▶ **Requirements**: Set down each of the items below word for word, leaving nothing out and changing nothing.

>> begin

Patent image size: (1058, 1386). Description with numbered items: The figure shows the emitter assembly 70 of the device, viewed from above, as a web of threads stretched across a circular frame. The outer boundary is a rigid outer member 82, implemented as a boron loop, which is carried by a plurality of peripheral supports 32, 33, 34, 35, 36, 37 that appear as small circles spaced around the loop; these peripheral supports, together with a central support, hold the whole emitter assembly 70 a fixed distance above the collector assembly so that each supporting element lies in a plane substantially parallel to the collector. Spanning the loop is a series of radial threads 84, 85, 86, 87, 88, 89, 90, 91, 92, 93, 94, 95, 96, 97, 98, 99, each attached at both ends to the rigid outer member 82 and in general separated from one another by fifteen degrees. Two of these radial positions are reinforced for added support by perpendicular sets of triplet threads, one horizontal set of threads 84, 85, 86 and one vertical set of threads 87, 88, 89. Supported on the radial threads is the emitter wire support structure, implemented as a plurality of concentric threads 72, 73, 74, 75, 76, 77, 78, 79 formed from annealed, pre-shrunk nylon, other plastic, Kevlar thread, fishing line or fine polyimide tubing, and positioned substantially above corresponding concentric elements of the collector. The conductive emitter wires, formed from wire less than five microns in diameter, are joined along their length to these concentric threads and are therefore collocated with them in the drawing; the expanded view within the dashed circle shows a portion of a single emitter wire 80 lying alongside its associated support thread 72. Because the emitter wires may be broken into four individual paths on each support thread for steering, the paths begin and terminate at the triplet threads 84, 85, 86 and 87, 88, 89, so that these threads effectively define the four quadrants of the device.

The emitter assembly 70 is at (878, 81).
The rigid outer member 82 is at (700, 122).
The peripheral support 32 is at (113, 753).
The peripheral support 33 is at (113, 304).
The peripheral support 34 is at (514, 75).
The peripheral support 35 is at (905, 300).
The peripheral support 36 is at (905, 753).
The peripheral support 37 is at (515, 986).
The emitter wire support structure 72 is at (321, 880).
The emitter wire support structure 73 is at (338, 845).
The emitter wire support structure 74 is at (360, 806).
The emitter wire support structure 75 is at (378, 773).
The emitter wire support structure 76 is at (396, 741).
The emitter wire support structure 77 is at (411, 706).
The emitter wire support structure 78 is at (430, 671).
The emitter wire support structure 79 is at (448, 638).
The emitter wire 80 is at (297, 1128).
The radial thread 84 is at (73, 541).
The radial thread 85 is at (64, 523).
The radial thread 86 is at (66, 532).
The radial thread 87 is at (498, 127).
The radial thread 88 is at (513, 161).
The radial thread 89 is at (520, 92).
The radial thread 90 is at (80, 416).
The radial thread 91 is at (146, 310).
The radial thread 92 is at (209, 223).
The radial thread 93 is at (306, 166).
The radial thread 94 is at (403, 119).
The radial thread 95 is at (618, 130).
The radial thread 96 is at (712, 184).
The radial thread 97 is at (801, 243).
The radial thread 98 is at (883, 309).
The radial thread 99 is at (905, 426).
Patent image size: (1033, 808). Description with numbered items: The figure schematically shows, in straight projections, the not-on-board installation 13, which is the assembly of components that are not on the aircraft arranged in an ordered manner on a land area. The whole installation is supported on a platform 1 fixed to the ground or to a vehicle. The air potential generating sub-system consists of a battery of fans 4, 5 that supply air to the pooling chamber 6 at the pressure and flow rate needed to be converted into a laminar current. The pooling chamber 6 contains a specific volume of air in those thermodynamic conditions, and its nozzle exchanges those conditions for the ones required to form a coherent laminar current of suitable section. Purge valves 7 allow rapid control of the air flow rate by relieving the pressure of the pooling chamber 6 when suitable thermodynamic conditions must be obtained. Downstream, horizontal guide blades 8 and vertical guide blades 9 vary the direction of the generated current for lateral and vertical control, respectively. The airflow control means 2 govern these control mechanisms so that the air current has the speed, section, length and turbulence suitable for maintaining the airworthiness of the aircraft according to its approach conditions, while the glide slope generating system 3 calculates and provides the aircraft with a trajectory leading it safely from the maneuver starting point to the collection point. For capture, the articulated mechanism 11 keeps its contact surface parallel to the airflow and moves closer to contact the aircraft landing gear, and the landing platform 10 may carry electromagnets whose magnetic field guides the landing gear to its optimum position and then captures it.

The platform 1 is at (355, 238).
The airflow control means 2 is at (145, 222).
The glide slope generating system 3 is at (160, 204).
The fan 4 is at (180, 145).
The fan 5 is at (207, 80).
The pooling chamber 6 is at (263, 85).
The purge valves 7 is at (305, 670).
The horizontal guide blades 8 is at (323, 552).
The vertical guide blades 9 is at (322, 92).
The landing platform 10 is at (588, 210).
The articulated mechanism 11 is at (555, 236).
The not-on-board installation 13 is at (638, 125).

>> end

▶ **Output of the task**:
Patent image size: (1058, 1386). Description with numbered items: The figure shows the emitter assembly 70 of the device, viewed from above, as a web of threads stretched across a circular frame. The outer boundary is a rigid outer member 82, implemented as a boron loop, which is carried by a plurality of peripheral supports 32, 33, 34, 35, 36, 37 that appear as small circles spaced around the loop; these peripheral supports, together with a central support, hold the whole emitter assembly 70 a fixed distance above the collector assembly so that each supporting element lies in a plane substantially parallel to the collector. Spanning the loop is a series of radial threads 84, 85, 86, 87, 88, 89, 90, 91, 92, 93, 94, 95, 96, 97, 98, 99, each attached at both ends to the rigid outer member 82 and in general separated from one another by fifteen degrees. Two of these radial positions are reinforced for added support by perpendicular sets of triplet threads, one horizontal set of threads 84, 85, 86 and one vertical set of threads 87, 88, 89. Supported on the radial threads is the emitter wire support structure, implemented as a plurality of concentric threads 72, 73, 74, 75, 76, 77, 78, 79 formed from annealed, pre-shrunk nylon, other plastic, Kevlar thread, fishing line or fine polyimide tubing, and positioned substantially above corresponding concentric elements of the collector. The conductive emitter wires, formed from wire less than five microns in diameter, are joined along their length to these concentric threads and are therefore collocated with them in the drawing; the expanded view within the dashed circle shows a portion of a single emitter wire 80 lying alongside its associated support thread 72. Because the emitter wires may be broken into four individual paths on each support thread for steering, the paths begin and terminate at the triplet threads 84, 85, 86 and 87, 88, 89, so that these threads effectively define the four quadrants of the device.

The emitter assembly 70 is at (878, 81).
The rigid outer member 82 is at (700, 122).
The peripheral support 32 is at (113, 753).
The peripheral support 33 is at (113, 304).
The peripheral support 34 is at (514, 75).
The peripheral support 35 is at (905, 300).
The peripheral support 36 is at (905, 753).
The peripheral support 37 is at (515, 986).
The emitter wire support structure 72 is at (321, 880).
The emitter wire support structure 73 is at (338, 845).
The emitter wire support structure 74 is at (360, 806).
The emitter wire support structure 75 is at (378, 773).
The emitter wire support structure 76 is at (396, 741).
The emitter wire support structure 77 is at (411, 706).
The emitter wire support structure 78 is at (430, 671).
The emitter wire support structure 79 is at (448, 638).
The emitter wire 80 is at (297, 1128).
The radial thread 84 is at (73, 541).
The radial thread 85 is at (64, 523).
The radial thread 86 is at (66, 532).
The radial thread 87 is at (498, 127).
The radial thread 88 is at (513, 161).
The radial thread 89 is at (520, 92).
The radial thread 90 is at (80, 416).
The radial thread 91 is at (146, 310).
The radial thread 92 is at (209, 223).
The radial thread 93 is at (306, 166).
The radial thread 94 is at (403, 119).
The radial thread 95 is at (618, 130).
The radial thread 96 is at (712, 184).
The radial thread 97 is at (801, 243).
The radial thread 98 is at (883, 309).
The radial thread 99 is at (905, 426).
Patent image size: (1033, 808). Description with numbered items: The figure schematically shows, in straight projections, the not-on-board installation 13, which is the assembly of components that are not on the aircraft arranged in an ordered manner on a land area. The whole installation is supported on a platform 1 fixed to the ground or to a vehicle. The air potential generating sub-system consists of a battery of fans 4, 5 that supply air to the pooling chamber 6 at the pressure and flow rate needed to be converted into a laminar current. The pooling chamber 6 contains a specific volume of air in those thermodynamic conditions, and its nozzle exchanges those conditions for the ones required to form a coherent laminar current of suitable section. Purge valves 7 allow rapid control of the air flow rate by relieving the pressure of the pooling chamber 6 when suitable thermodynamic conditions must be obtained. Downstream, horizontal guide blades 8 and vertical guide blades 9 vary the direction of the generated current for lateral and vertical control, respectively. The airflow control means 2 govern these control mechanisms so that the air current has the speed, section, length and turbulence suitable for maintaining the airworthiness of the aircraft according to its approach conditions, while the glide slope generating system 3 calculates and provides the aircraft with a trajectory leading it safely from the maneuver starting point to the collection point. For capture, the articulated mechanism 11 keeps its contact surface parallel to the airflow and moves closer to contact the aircraft landing gear, and the landing platform 10 may carry electromagnets whose magnetic field guides the landing gear to its optimum position and then captures it.

The platform 1 is at (355, 238).
The airflow control means 2 is at (145, 222).
The glide slope generating system 3 is at (160, 204).
The fan 4 is at (180, 145).
The fan 5 is at (207, 80).
The pooling chamber 6 is at (263, 85).
The purge valves 7 is at (305, 670).
The horizontal guide blades 8 is at (323, 552).
The vertical guide blades 9 is at (322, 92).
The landing platform 10 is at (588, 210).
The articulated mechanism 11 is at (555, 236).
The not-on-board installation 13 is at (638, 125).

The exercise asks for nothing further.